Collected data entries
»»

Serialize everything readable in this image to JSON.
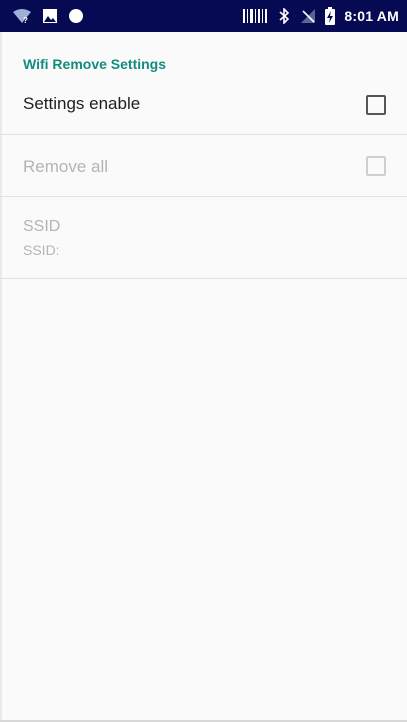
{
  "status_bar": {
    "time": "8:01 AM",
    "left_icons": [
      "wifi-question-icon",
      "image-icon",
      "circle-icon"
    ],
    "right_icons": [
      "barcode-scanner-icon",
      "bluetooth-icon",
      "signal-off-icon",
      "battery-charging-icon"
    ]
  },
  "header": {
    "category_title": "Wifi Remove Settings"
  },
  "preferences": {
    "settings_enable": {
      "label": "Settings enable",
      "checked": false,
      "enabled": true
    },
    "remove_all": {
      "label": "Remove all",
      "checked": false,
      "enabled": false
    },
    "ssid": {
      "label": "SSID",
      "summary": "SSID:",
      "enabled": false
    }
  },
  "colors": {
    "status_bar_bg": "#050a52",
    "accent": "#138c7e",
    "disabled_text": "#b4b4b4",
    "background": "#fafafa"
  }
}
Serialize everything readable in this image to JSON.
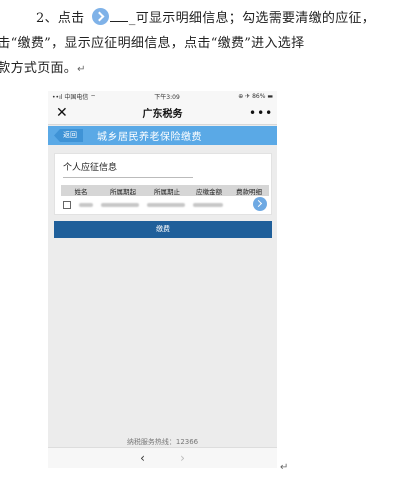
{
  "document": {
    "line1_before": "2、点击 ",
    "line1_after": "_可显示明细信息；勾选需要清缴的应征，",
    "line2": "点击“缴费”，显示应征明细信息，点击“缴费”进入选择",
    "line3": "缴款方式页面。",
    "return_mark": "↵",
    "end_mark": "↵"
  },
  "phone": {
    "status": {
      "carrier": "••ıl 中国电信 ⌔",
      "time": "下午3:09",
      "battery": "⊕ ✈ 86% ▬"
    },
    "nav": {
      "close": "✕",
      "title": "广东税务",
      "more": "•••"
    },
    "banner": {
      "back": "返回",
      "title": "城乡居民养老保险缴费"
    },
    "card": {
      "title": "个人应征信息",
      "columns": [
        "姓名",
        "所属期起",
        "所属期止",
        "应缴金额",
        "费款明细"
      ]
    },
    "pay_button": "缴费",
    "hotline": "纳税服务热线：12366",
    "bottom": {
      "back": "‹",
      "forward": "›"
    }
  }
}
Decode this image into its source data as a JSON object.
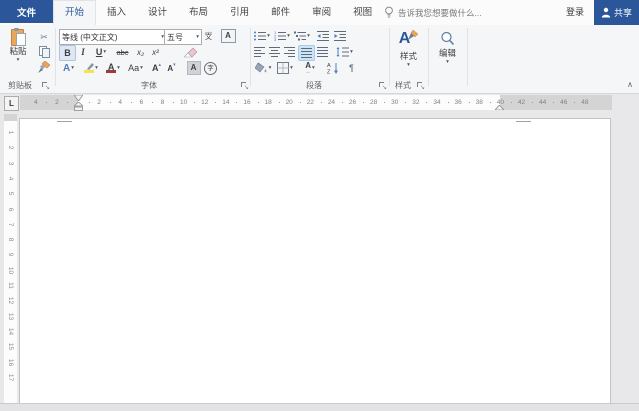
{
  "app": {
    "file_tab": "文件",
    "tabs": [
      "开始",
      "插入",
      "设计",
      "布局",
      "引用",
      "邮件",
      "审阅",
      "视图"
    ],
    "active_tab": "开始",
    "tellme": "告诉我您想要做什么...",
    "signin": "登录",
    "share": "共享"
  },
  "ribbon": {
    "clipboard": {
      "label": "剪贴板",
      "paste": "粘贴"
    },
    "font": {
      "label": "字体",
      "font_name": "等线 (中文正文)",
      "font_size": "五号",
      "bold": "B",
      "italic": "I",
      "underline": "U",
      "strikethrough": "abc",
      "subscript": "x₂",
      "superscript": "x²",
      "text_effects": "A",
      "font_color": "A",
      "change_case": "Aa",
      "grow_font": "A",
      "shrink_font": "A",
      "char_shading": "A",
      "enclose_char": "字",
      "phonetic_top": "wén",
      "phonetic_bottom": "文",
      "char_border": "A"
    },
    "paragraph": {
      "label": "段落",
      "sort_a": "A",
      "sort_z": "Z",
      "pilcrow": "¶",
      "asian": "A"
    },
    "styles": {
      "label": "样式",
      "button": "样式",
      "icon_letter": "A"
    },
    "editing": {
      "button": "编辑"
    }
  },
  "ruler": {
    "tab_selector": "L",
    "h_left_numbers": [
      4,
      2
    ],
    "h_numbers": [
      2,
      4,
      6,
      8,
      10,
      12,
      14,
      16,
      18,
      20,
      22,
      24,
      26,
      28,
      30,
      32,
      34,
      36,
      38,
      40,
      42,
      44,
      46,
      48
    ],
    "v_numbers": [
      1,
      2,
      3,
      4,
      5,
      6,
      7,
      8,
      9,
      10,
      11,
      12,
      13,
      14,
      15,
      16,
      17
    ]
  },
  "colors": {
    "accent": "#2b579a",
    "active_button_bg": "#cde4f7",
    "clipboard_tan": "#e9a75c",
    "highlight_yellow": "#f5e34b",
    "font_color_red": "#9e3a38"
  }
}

««
»»

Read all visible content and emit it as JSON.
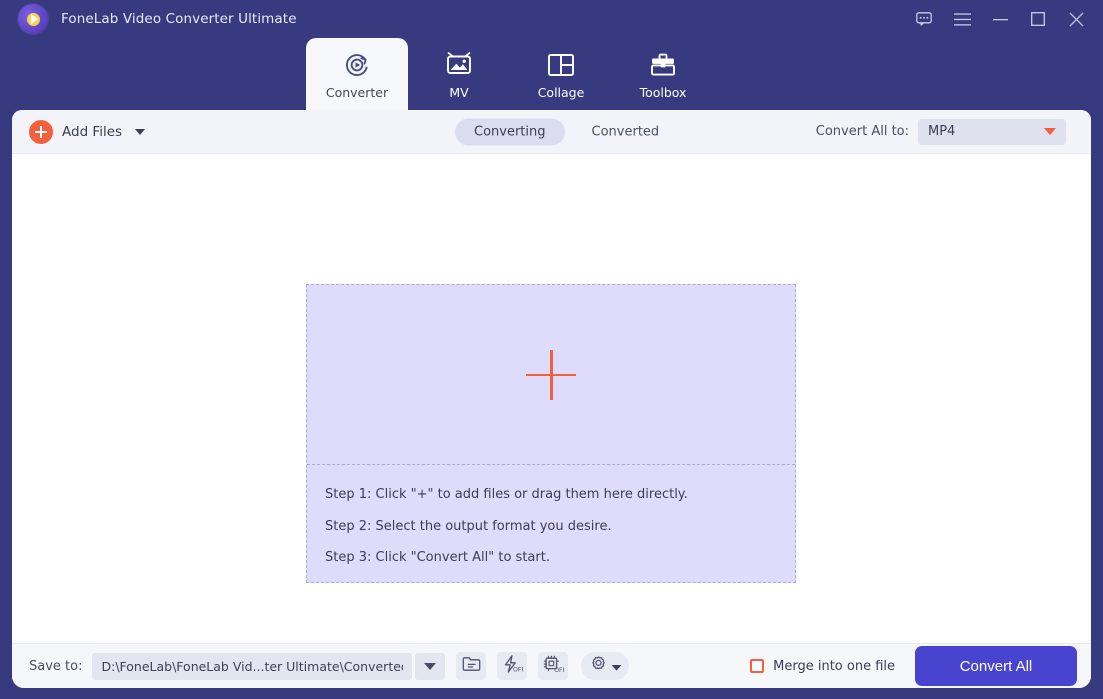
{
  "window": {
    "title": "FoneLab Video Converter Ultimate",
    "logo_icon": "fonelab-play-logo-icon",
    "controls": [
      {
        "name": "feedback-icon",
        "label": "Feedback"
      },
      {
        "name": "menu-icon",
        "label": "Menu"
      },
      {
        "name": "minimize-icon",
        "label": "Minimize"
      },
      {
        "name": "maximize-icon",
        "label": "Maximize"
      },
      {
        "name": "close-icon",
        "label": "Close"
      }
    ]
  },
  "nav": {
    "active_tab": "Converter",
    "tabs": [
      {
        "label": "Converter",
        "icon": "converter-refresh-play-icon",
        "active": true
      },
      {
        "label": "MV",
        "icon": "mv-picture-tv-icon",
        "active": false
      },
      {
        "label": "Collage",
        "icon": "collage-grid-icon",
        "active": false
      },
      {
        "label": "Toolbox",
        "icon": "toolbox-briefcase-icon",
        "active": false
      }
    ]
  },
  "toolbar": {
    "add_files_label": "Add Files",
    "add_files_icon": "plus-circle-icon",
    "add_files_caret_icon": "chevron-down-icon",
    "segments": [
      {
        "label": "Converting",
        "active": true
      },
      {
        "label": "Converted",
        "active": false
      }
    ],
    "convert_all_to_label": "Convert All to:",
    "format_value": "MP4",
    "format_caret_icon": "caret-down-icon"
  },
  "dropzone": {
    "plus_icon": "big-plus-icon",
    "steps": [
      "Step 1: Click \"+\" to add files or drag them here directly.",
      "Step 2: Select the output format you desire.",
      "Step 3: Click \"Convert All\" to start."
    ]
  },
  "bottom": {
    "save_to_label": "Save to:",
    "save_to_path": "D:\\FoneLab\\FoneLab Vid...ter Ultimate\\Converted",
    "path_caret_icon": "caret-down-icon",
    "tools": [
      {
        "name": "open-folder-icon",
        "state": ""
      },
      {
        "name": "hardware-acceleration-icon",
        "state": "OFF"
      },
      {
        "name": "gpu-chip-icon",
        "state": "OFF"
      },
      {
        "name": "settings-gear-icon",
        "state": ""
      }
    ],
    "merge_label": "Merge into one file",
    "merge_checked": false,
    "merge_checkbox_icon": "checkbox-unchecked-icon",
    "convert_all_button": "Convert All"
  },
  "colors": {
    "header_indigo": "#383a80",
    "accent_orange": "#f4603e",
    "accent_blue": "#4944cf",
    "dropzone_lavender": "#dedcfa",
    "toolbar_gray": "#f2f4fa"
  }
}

««

• [PROBLEM]:
Copy, from the material above, each line in which the string "down" occurs.

• [RESPONSE TO THE TASK]:
    "add_files_caret_icon": "chevron-down-icon",
    "format_caret_icon": "caret-down-icon"
    "path_caret_icon": "caret-down-icon",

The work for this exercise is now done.